** START Stored data **

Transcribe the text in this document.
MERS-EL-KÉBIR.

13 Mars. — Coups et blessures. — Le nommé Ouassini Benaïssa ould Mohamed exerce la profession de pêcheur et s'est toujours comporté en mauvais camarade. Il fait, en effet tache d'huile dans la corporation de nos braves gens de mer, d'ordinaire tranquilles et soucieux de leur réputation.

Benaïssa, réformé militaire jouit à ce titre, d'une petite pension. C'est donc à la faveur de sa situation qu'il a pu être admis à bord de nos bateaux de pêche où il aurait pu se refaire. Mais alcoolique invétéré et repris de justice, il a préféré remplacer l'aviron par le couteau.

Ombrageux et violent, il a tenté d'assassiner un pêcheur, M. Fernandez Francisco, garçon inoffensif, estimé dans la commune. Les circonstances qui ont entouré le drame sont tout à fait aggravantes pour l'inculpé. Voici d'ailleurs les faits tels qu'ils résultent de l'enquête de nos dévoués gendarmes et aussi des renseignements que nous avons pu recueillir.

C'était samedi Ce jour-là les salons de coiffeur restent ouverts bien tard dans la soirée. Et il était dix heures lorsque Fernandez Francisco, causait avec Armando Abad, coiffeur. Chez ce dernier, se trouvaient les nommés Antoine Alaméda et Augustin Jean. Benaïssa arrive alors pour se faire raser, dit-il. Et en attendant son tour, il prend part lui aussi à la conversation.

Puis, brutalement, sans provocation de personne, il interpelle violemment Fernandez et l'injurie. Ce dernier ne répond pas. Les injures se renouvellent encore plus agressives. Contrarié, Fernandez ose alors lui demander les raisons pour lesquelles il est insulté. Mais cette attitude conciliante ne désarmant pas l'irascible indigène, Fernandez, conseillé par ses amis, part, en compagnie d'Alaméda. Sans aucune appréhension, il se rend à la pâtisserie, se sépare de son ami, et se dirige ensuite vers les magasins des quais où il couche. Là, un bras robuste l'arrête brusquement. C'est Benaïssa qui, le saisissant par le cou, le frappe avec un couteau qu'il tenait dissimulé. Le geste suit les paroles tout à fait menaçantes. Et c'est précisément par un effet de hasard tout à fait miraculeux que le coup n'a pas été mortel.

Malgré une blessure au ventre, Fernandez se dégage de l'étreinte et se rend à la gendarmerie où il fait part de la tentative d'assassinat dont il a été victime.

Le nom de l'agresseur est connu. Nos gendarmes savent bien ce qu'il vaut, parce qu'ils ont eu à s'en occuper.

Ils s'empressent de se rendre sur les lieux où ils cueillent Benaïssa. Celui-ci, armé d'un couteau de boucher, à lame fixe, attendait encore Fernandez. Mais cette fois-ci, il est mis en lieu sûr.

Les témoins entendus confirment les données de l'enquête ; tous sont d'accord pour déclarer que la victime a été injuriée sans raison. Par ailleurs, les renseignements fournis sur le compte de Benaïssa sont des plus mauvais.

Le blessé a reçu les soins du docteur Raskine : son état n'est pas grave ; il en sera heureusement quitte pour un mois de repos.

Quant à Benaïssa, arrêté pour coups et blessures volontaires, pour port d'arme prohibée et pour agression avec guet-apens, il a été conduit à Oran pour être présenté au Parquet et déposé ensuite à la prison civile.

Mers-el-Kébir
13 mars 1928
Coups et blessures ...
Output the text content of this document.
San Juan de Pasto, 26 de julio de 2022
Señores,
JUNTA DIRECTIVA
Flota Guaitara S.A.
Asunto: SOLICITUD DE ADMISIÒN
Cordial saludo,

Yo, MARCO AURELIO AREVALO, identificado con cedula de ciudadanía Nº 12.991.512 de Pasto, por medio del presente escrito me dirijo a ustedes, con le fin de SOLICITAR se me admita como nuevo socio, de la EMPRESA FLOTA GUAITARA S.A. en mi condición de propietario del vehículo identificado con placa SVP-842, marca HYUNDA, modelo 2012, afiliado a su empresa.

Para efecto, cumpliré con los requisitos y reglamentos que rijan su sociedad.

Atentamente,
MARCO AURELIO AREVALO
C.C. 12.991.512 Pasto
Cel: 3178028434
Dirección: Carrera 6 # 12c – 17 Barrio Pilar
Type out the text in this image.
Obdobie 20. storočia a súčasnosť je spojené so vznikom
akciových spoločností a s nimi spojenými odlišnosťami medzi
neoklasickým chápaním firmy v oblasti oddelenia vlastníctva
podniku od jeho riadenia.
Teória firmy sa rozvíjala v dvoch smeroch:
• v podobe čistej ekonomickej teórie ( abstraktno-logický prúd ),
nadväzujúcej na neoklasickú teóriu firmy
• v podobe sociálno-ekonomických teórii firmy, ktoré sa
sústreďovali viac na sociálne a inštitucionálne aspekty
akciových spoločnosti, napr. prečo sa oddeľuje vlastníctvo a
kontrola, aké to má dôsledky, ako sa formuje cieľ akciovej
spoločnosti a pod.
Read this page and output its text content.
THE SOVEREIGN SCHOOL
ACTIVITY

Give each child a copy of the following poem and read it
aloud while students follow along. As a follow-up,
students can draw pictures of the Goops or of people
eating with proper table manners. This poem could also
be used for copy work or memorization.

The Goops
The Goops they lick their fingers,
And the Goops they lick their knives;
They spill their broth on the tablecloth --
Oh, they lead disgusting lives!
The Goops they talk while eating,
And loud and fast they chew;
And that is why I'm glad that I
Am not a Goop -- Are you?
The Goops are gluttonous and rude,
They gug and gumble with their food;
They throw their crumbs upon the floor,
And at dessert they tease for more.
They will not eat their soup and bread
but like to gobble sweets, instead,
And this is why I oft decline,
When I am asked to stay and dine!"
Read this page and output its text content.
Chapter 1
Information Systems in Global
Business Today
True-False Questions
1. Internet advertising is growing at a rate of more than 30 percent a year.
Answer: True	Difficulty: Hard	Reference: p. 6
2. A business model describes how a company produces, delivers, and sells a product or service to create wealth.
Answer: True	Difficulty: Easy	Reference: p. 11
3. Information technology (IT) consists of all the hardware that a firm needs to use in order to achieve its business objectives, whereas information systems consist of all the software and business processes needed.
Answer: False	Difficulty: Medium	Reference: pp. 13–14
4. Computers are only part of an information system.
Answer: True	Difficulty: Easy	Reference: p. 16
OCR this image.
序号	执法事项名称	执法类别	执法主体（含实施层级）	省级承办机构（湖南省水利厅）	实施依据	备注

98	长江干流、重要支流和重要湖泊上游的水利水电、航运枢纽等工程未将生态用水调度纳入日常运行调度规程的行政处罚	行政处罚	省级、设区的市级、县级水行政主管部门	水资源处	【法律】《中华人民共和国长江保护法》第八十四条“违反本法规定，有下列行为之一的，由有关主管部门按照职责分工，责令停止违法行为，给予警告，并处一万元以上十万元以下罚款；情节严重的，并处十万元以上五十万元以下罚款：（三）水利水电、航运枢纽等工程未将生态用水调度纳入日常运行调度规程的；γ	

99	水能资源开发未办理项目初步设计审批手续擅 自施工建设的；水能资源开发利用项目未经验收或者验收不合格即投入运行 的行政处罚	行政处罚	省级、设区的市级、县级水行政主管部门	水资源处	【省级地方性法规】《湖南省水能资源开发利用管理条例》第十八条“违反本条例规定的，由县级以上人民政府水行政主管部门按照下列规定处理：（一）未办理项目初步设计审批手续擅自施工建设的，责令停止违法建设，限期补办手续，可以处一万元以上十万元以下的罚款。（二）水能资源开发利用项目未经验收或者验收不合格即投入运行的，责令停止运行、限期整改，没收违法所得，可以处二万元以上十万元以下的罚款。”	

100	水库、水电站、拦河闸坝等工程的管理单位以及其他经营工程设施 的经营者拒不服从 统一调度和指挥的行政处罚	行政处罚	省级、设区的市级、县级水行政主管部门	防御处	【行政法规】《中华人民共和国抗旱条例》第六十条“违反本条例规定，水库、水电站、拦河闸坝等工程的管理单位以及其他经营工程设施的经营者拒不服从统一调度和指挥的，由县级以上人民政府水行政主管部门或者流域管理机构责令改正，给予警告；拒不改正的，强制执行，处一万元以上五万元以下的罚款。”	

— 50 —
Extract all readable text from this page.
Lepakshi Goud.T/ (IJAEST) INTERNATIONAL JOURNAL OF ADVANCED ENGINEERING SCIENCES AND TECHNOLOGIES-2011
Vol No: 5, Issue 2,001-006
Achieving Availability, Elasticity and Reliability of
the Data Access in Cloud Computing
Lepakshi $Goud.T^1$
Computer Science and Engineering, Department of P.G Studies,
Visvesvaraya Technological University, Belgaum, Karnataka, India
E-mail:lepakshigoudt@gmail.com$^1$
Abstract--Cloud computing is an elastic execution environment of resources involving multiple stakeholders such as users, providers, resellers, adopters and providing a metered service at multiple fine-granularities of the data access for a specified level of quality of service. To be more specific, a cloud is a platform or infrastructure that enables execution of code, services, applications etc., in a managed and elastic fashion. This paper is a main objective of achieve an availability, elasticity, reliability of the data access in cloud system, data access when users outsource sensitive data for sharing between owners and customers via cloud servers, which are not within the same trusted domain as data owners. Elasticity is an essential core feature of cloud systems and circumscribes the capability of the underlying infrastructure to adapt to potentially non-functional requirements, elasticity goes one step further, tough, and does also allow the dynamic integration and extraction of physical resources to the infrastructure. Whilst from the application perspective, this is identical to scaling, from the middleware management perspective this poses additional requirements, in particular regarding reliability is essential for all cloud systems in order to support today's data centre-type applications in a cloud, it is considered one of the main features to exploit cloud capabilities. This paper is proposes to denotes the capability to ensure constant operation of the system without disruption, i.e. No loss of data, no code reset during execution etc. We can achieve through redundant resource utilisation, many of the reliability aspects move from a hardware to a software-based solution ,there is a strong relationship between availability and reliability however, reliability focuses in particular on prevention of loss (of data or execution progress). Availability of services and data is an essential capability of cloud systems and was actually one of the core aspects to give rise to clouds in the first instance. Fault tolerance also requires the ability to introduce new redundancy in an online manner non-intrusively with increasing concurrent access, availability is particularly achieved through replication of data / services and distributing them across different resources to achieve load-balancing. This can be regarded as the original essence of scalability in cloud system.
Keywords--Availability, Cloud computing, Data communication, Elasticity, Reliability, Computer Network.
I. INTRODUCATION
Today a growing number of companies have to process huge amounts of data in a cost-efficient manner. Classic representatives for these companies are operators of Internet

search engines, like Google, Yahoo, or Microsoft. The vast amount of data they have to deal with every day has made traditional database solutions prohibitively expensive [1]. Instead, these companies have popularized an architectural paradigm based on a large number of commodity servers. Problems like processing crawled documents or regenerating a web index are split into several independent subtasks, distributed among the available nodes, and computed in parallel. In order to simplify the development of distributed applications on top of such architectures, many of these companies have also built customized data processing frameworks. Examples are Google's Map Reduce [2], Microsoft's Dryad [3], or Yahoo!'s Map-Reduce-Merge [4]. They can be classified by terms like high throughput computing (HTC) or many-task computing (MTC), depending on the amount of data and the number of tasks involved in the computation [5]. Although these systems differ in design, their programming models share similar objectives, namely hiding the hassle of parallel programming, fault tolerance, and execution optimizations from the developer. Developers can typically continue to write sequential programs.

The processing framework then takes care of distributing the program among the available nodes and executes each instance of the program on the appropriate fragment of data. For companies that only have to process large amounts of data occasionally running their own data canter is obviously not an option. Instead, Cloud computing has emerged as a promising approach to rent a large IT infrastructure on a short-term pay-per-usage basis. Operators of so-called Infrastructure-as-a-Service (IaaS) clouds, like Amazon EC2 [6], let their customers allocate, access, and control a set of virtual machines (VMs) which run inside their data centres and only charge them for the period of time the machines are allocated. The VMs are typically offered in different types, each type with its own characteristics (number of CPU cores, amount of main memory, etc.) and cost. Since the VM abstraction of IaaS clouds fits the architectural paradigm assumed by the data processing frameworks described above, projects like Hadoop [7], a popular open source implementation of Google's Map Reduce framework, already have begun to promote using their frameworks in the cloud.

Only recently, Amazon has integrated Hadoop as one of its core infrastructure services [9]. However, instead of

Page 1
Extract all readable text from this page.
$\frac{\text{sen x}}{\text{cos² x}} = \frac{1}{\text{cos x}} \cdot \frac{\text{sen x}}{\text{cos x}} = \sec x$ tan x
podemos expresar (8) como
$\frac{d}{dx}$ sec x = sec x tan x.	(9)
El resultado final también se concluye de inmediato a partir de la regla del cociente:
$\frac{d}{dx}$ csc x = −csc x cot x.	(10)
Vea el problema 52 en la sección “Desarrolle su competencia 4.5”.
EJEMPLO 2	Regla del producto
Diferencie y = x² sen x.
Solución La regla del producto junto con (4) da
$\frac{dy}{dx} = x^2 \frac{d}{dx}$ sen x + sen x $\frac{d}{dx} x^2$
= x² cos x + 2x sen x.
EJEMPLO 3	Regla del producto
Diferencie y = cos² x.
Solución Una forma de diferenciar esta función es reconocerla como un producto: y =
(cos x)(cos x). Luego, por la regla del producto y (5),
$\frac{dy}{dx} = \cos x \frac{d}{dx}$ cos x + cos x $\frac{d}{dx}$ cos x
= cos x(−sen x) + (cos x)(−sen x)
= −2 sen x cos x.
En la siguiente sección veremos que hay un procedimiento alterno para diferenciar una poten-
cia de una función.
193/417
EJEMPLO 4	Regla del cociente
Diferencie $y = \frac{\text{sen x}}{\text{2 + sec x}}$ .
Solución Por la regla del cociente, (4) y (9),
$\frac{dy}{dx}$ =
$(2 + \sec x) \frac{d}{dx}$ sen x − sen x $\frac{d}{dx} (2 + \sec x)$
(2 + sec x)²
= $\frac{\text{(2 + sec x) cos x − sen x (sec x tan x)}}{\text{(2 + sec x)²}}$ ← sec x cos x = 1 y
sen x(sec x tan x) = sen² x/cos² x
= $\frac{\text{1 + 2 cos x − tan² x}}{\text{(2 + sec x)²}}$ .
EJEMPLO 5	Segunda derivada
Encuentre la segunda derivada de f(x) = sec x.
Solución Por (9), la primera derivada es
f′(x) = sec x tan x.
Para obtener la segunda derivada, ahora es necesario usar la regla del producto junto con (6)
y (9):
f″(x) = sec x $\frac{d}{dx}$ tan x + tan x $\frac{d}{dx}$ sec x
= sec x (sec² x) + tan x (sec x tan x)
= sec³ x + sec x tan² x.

** END Stored data **

*What you are asked to do*. Track down all lines above with the string "bien" and copy them.

*Answer*.
C'était samedi Ce jour-là les salons de coiffeur restent ouverts bien tard dans la soirée. Et il était dix heures lorsque Fernandez Francisco, causait avec Armando Abad, coiffeur. Chez ce dernier, se trouvaient les nommés Antoine Alaméda et Augustin Jean. Benaïssa arrive alors pour se faire raser, dit-il. Et en attendant son tour, il prend part lui aussi à la conversation.
Le nom de l'agresseur est connu. Nos gendarmes savent bien ce qu'il vaut, parce qu'ils ont eu à s'en occuper.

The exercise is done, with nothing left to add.